> Your task
Copy out each line below exactly as it appears.

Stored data
:::::

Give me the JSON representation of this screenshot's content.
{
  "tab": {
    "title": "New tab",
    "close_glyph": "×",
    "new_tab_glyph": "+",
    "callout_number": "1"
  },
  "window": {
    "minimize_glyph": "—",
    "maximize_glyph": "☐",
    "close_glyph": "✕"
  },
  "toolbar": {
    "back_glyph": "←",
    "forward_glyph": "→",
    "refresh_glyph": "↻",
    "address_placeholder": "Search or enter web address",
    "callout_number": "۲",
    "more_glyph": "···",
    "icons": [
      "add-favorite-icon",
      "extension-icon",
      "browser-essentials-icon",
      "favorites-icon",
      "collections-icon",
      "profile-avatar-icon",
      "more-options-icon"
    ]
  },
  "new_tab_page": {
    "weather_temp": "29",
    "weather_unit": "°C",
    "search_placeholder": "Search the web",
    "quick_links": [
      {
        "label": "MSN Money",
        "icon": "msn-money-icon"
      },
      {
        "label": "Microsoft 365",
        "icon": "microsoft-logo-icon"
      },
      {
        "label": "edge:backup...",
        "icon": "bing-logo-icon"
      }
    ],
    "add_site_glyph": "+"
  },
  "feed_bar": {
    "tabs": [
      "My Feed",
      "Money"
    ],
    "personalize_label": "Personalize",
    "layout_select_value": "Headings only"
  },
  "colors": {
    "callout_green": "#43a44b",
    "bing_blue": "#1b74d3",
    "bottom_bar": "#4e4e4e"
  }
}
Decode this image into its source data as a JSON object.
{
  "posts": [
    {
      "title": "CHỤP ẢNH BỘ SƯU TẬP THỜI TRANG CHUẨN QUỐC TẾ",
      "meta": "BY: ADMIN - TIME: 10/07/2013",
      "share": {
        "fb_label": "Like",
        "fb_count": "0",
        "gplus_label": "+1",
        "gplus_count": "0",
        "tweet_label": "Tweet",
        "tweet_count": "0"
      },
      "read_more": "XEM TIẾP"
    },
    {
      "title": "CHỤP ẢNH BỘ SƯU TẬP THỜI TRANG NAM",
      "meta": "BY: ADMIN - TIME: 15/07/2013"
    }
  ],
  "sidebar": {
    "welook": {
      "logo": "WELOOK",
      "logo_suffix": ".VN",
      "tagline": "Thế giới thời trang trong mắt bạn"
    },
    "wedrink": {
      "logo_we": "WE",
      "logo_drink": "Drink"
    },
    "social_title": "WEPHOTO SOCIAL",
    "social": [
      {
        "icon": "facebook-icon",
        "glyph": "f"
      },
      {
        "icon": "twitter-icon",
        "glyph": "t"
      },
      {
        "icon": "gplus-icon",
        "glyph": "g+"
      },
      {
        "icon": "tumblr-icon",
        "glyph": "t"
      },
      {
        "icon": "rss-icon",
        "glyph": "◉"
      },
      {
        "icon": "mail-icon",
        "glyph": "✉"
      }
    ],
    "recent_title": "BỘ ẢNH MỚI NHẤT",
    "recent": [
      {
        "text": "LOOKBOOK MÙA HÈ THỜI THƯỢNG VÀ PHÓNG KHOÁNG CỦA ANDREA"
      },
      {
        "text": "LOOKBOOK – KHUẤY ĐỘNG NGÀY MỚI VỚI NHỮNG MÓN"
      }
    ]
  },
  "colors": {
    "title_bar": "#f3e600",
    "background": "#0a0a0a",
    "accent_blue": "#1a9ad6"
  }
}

:::::

> Task response
Give me the JSON representation of this screenshot's content.
{
  "tab": {
    "title": "New tab",
    "close_glyph": "×",
    "new_tab_glyph": "+",
    "callout_number": "1"
  },
  "window": {
    "minimize_glyph": "—",
    "maximize_glyph": "☐",
    "close_glyph": "✕"
  },
  "toolbar": {
    "back_glyph": "←",
    "forward_glyph": "→",
    "refresh_glyph": "↻",
    "address_placeholder": "Search or enter web address",
    "callout_number": "۲",
    "more_glyph": "···",
    "icons": [
      "add-favorite-icon",
      "extension-icon",
      "browser-essentials-icon",
      "favorites-icon",
      "collections-icon",
      "profile-avatar-icon",
      "more-options-icon"
    ]
  },
  "new_tab_page": {
    "weather_temp": "29",
    "weather_unit": "°C",
    "search_placeholder": "Search the web",
    "quick_links": [
      {
        "label": "MSN Money",
        "icon": "msn-money-icon"
      },
      {
        "label": "Microsoft 365",
        "icon": "microsoft-logo-icon"
      },
      {
        "label": "edge:backup...",
        "icon": "bing-logo-icon"
      }
    ],
    "add_site_glyph": "+"
  },
  "feed_bar": {
    "tabs": [
      "My Feed",
      "Money"
    ],
    "personalize_label": "Personalize",
    "layout_select_value": "Headings only"
  },
  "colors": {
    "callout_green": "#43a44b",
    "bing_blue": "#1b74d3",
    "bottom_bar": "#4e4e4e"
  }
}
Decode this image into its source data as a JSON object.
{
  "posts": [
    {
      "title": "CHỤP ẢNH BỘ SƯU TẬP THỜI TRANG CHUẨN QUỐC TẾ",
      "meta": "BY: ADMIN - TIME: 10/07/2013",
      "share": {
        "fb_label": "Like",
        "fb_count": "0",
        "gplus_label": "+1",
        "gplus_count": "0",
        "tweet_label": "Tweet",
        "tweet_count": "0"
      },
      "read_more": "XEM TIẾP"
    },
    {
      "title": "CHỤP ẢNH BỘ SƯU TẬP THỜI TRANG NAM",
      "meta": "BY: ADMIN - TIME: 15/07/2013"
    }
  ],
  "sidebar": {
    "welook": {
      "logo": "WELOOK",
      "logo_suffix": ".VN",
      "tagline": "Thế giới thời trang trong mắt bạn"
    },
    "wedrink": {
      "logo_we": "WE",
      "logo_drink": "Drink"
    },
    "social_title": "WEPHOTO SOCIAL",
    "social": [
      {
        "icon": "facebook-icon",
        "glyph": "f"
      },
      {
        "icon": "twitter-icon",
        "glyph": "t"
      },
      {
        "icon": "gplus-icon",
        "glyph": "g+"
      },
      {
        "icon": "tumblr-icon",
        "glyph": "t"
      },
      {
        "icon": "rss-icon",
        "glyph": "◉"
      },
      {
        "icon": "mail-icon",
        "glyph": "✉"
      }
    ],
    "recent_title": "BỘ ẢNH MỚI NHẤT",
    "recent": [
      {
        "text": "LOOKBOOK MÙA HÈ THỜI THƯỢNG VÀ PHÓNG KHOÁNG CỦA ANDREA"
      },
      {
        "text": "LOOKBOOK – KHUẤY ĐỘNG NGÀY MỚI VỚI NHỮNG MÓN"
      }
    ]
  },
  "colors": {
    "title_bar": "#f3e600",
    "background": "#0a0a0a",
    "accent_blue": "#1a9ad6"
  }
}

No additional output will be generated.